Requirement
All entries below are to be set down again, identical to the source.

Information shown
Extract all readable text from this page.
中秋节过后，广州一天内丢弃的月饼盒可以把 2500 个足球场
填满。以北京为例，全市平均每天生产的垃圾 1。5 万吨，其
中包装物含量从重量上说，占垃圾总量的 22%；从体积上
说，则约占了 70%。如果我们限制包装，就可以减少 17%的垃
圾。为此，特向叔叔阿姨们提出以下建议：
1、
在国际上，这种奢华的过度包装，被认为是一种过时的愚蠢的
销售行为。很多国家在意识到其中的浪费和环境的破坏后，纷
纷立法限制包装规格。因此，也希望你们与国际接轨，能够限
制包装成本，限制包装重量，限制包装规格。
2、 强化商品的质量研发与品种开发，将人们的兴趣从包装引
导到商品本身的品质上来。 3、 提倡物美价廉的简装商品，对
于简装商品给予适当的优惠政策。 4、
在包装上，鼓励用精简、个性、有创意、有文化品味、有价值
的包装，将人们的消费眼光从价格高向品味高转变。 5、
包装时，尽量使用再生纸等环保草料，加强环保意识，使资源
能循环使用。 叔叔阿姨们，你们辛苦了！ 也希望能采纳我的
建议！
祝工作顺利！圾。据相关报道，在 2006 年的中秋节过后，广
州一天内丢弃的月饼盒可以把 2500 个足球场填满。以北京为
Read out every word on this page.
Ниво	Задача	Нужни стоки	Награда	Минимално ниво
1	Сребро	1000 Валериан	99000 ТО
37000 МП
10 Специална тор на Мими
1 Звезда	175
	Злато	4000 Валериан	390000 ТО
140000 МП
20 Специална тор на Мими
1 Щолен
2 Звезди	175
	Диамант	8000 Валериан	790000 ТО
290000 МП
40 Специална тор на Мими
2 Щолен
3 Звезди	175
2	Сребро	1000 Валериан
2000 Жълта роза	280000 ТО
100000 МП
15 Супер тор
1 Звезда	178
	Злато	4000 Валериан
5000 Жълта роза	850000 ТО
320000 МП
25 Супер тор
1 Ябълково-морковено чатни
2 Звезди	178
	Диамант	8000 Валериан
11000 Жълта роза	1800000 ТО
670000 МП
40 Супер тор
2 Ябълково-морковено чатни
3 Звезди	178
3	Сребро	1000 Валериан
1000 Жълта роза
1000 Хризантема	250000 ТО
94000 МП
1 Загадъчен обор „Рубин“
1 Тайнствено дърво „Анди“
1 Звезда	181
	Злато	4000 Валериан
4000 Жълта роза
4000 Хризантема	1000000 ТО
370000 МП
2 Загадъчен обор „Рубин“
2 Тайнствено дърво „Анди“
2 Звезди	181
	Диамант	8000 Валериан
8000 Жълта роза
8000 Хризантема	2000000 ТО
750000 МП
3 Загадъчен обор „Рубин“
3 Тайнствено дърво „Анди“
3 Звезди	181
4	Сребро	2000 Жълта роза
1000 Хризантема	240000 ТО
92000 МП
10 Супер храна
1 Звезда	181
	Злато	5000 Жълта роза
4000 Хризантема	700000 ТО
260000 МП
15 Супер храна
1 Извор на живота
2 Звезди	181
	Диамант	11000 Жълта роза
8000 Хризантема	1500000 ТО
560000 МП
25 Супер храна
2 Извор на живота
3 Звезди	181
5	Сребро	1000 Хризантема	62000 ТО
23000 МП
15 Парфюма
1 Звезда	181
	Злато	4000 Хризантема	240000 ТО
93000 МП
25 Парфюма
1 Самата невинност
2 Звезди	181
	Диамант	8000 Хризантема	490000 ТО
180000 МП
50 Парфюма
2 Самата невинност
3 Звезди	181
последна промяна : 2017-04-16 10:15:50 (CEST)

Correct response
Extract all readable text from this page.
中秋节过后，广州一天内丢弃的月饼盒可以把 2500 个足球场
填满。以北京为例，全市平均每天生产的垃圾 1。5 万吨，其
中包装物含量从重量上说，占垃圾总量的 22%；从体积上
说，则约占了 70%。如果我们限制包装，就可以减少 17%的垃
圾。为此，特向叔叔阿姨们提出以下建议：
1、
在国际上，这种奢华的过度包装，被认为是一种过时的愚蠢的
销售行为。很多国家在意识到其中的浪费和环境的破坏后，纷
纷立法限制包装规格。因此，也希望你们与国际接轨，能够限
制包装成本，限制包装重量，限制包装规格。
2、 强化商品的质量研发与品种开发，将人们的兴趣从包装引
导到商品本身的品质上来。 3、 提倡物美价廉的简装商品，对
于简装商品给予适当的优惠政策。 4、
在包装上，鼓励用精简、个性、有创意、有文化品味、有价值
的包装，将人们的消费眼光从价格高向品味高转变。 5、
包装时，尽量使用再生纸等环保草料，加强环保意识，使资源
能循环使用。 叔叔阿姨们，你们辛苦了！ 也希望能采纳我的
建议！
祝工作顺利！圾。据相关报道，在 2006 年的中秋节过后，广
州一天内丢弃的月饼盒可以把 2500 个足球场填满。以北京为
Read out every word on this page.
Ниво	Задача	Нужни стоки	Награда	Минимално ниво
1	Сребро	1000 Валериан	99000 ТО
37000 МП
10 Специална тор на Мими
1 Звезда	175
	Злато	4000 Валериан	390000 ТО
140000 МП
20 Специална тор на Мими
1 Щолен
2 Звезди	175
	Диамант	8000 Валериан	790000 ТО
290000 МП
40 Специална тор на Мими
2 Щолен
3 Звезди	175
2	Сребро	1000 Валериан
2000 Жълта роза	280000 ТО
100000 МП
15 Супер тор
1 Звезда	178
	Злато	4000 Валериан
5000 Жълта роза	850000 ТО
320000 МП
25 Супер тор
1 Ябълково-морковено чатни
2 Звезди	178
	Диамант	8000 Валериан
11000 Жълта роза	1800000 ТО
670000 МП
40 Супер тор
2 Ябълково-морковено чатни
3 Звезди	178
3	Сребро	1000 Валериан
1000 Жълта роза
1000 Хризантема	250000 ТО
94000 МП
1 Загадъчен обор „Рубин“
1 Тайнствено дърво „Анди“
1 Звезда	181
	Злато	4000 Валериан
4000 Жълта роза
4000 Хризантема	1000000 ТО
370000 МП
2 Загадъчен обор „Рубин“
2 Тайнствено дърво „Анди“
2 Звезди	181
	Диамант	8000 Валериан
8000 Жълта роза
8000 Хризантема	2000000 ТО
750000 МП
3 Загадъчен обор „Рубин“
3 Тайнствено дърво „Анди“
3 Звезди	181
4	Сребро	2000 Жълта роза
1000 Хризантема	240000 ТО
92000 МП
10 Супер храна
1 Звезда	181
	Злато	5000 Жълта роза
4000 Хризантема	700000 ТО
260000 МП
15 Супер храна
1 Извор на живота
2 Звезди	181
	Диамант	11000 Жълта роза
8000 Хризантема	1500000 ТО
560000 МП
25 Супер храна
2 Извор на живота
3 Звезди	181
5	Сребро	1000 Хризантема	62000 ТО
23000 МП
15 Парфюма
1 Звезда	181
	Злато	4000 Хризантема	240000 ТО
93000 МП
25 Парфюма
1 Самата невинност
2 Звезди	181
	Диамант	8000 Хризантема	490000 ТО
180000 МП
50 Парфюма
2 Самата невинност
3 Звезди	181
последна промяна : 2017-04-16 10:15:50 (CEST)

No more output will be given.